**What is asked:**
Scan the records below. List lines holding "whose".

**Given records:**
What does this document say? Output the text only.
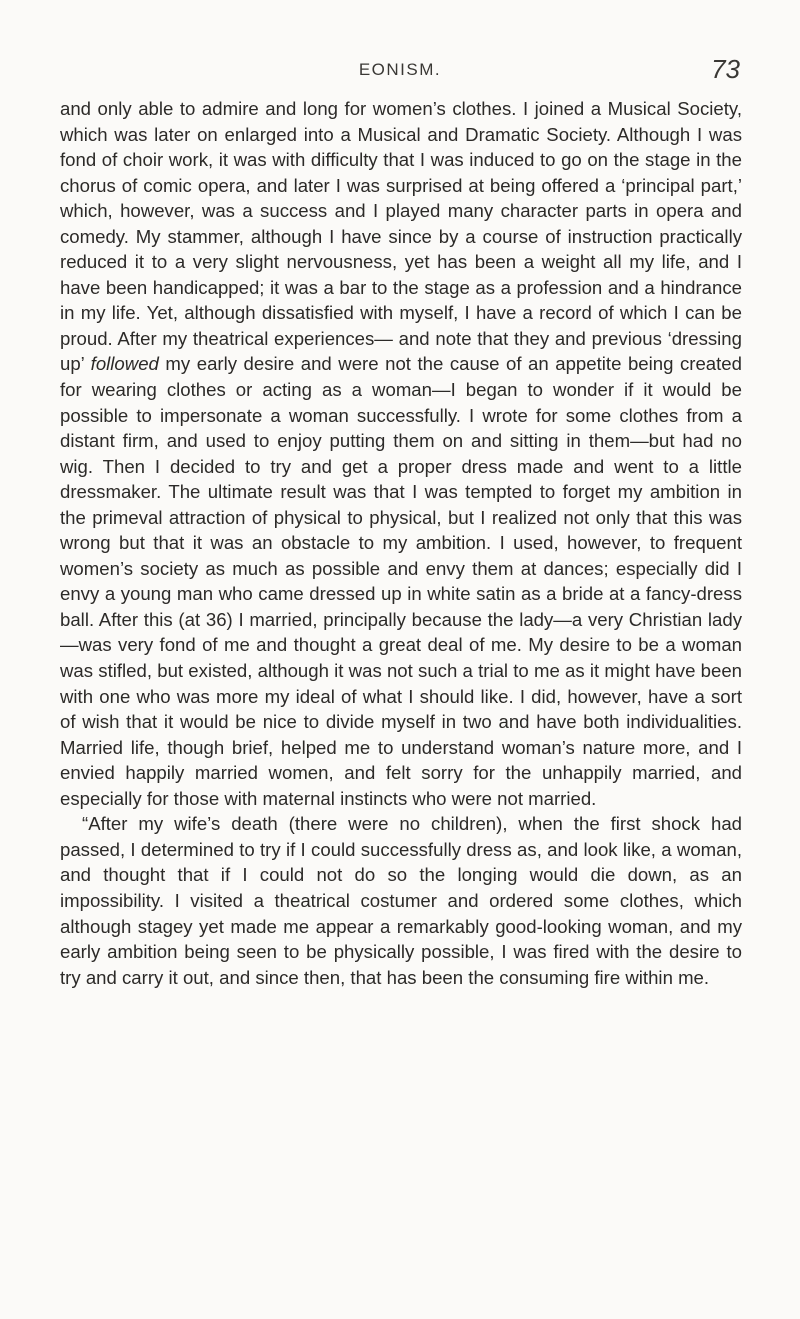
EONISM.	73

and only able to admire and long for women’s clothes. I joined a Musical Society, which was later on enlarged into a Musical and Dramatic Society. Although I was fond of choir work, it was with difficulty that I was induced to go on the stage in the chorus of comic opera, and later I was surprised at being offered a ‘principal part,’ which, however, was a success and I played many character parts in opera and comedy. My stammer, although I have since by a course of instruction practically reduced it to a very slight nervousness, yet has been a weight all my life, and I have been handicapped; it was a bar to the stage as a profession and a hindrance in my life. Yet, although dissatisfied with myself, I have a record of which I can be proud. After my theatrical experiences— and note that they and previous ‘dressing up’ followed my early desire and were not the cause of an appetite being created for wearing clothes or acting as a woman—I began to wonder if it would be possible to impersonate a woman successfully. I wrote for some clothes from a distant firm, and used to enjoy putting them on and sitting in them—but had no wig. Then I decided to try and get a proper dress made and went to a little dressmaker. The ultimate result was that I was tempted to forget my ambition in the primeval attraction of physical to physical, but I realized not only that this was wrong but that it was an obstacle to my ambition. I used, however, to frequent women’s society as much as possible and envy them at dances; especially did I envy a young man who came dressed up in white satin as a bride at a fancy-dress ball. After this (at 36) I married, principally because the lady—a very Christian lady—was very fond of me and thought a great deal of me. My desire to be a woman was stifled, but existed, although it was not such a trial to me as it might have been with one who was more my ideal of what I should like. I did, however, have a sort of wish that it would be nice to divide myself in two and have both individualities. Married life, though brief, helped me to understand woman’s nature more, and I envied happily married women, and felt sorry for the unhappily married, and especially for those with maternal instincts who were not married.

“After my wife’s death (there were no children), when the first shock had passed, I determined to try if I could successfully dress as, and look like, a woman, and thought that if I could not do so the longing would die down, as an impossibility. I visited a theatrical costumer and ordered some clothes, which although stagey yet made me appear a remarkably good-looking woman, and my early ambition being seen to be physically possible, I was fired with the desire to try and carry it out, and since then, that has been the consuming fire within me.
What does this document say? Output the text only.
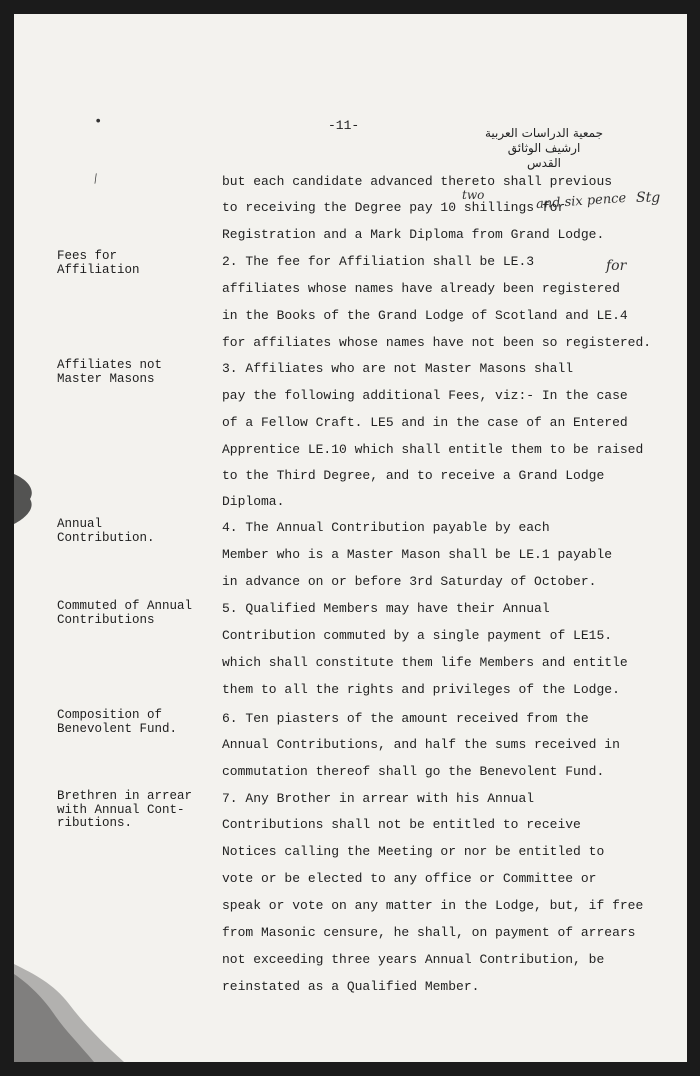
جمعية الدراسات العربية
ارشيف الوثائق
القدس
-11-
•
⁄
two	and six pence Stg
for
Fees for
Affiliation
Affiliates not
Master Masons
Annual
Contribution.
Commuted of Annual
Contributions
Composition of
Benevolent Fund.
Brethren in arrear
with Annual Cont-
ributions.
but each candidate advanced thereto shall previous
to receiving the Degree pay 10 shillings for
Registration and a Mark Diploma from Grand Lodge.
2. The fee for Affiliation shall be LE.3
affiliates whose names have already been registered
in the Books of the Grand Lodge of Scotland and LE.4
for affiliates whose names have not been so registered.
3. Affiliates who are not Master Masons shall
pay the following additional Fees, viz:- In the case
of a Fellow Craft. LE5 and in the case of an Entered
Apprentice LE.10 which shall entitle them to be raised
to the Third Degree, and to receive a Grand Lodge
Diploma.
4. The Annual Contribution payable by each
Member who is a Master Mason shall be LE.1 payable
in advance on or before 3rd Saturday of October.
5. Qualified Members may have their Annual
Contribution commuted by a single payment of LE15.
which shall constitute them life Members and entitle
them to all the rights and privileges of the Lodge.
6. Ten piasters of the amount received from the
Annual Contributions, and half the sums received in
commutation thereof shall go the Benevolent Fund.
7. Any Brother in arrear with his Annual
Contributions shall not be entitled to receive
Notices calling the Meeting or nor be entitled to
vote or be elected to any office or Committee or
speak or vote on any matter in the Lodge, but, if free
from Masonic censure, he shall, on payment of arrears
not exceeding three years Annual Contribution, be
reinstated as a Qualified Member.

==

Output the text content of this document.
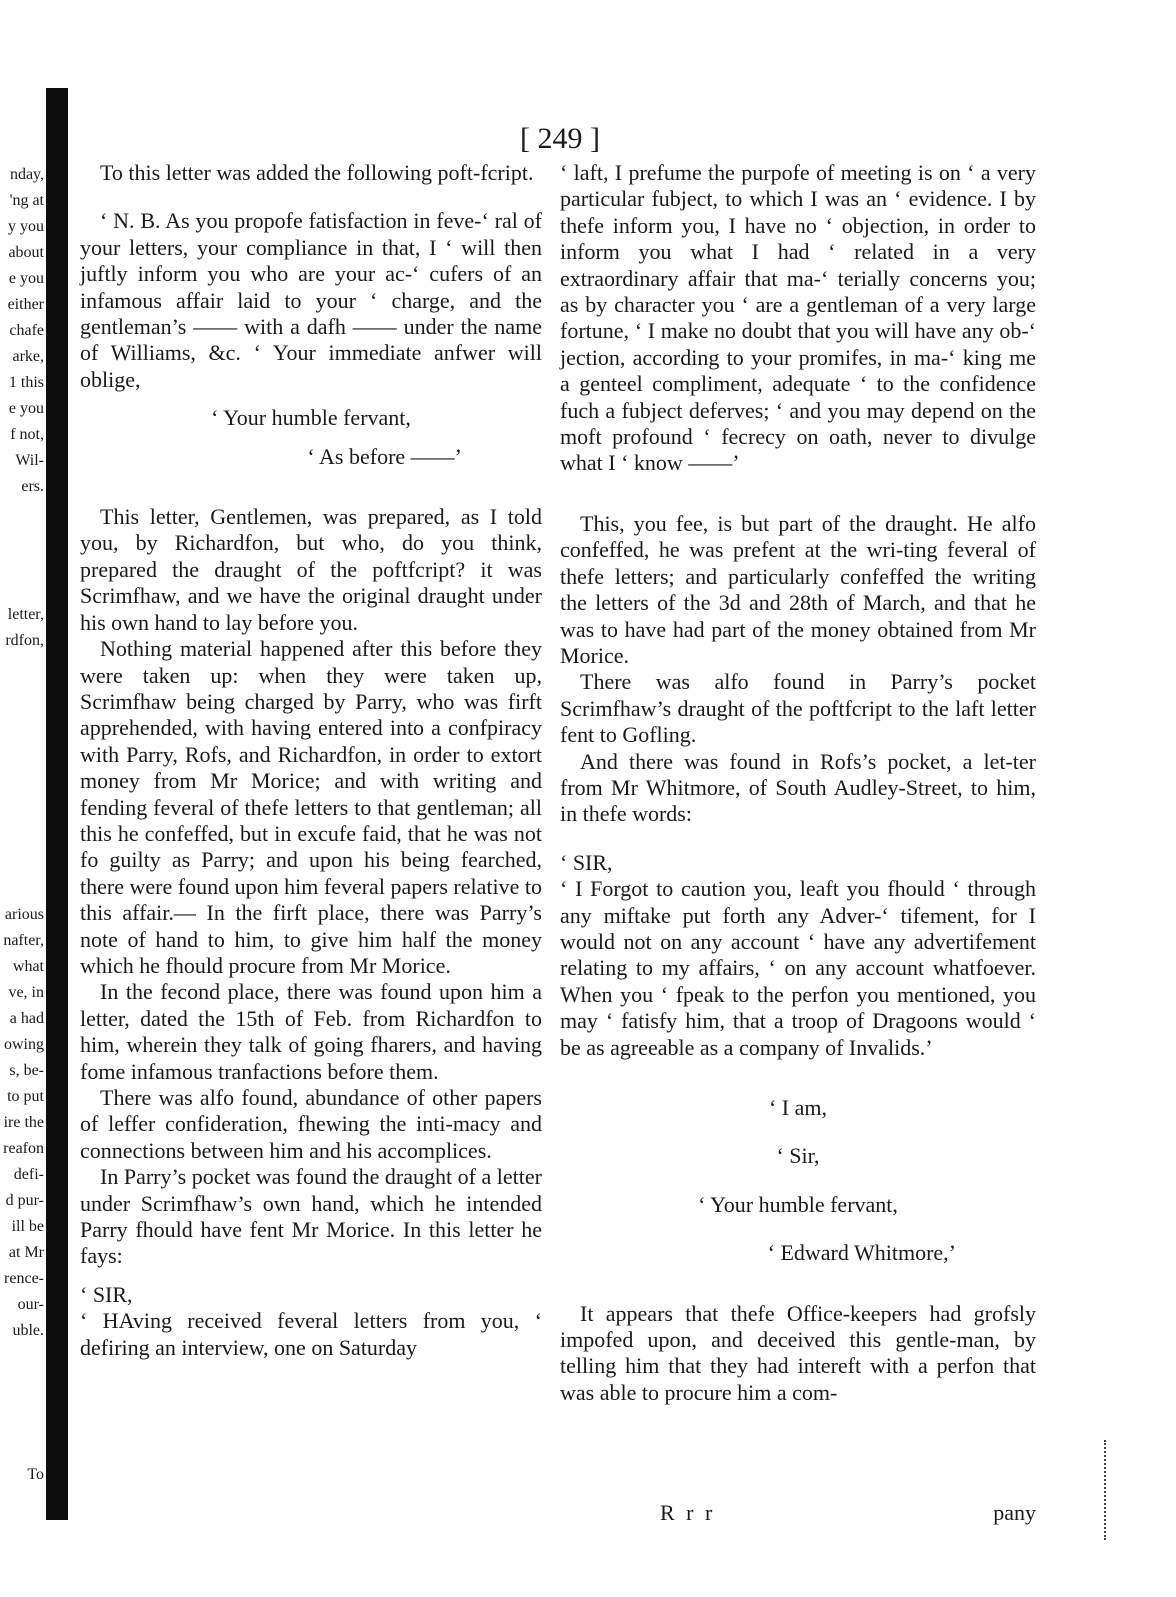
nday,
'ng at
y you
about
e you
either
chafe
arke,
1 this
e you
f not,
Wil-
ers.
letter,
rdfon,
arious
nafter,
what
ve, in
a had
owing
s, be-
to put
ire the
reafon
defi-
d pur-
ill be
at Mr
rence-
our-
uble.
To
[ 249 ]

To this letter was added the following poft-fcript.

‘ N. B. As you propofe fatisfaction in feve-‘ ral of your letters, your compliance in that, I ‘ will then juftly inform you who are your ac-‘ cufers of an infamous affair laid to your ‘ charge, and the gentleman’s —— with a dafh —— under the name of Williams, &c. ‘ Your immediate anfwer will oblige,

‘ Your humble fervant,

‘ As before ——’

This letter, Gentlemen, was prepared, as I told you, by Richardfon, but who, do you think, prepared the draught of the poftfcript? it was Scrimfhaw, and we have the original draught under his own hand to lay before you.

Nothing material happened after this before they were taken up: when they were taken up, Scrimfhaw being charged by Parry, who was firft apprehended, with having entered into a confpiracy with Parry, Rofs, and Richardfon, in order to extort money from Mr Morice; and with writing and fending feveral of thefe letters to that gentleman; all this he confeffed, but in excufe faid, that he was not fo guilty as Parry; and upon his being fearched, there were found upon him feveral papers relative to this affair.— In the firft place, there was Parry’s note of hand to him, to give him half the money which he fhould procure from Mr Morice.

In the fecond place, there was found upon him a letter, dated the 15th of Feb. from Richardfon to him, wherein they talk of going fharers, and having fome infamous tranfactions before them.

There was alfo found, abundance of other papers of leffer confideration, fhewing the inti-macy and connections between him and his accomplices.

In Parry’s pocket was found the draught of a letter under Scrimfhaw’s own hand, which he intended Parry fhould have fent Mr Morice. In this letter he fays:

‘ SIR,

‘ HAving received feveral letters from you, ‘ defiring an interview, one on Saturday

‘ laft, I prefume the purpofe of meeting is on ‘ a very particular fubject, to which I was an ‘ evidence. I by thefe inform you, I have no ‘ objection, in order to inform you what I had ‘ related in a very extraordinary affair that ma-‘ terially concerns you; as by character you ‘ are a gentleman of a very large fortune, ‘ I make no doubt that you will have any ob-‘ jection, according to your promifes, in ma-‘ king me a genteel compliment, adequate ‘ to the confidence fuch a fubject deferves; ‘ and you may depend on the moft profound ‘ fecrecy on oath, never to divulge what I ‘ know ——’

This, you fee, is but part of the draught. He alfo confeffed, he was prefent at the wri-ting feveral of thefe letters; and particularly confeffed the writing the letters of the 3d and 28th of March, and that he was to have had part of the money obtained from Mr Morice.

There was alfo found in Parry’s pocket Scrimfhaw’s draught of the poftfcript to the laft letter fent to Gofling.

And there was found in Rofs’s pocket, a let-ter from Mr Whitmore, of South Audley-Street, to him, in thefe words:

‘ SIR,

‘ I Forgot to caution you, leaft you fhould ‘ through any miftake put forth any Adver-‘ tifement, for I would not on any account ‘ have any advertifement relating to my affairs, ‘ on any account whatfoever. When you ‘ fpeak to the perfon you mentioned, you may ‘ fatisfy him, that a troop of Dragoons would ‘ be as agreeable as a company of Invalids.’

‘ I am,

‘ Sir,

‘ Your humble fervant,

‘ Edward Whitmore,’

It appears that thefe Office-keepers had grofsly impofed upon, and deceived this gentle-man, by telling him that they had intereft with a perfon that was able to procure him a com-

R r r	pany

**Task solution:**
affiliates whose names have already been registered
for affiliates whose names have not been so registered.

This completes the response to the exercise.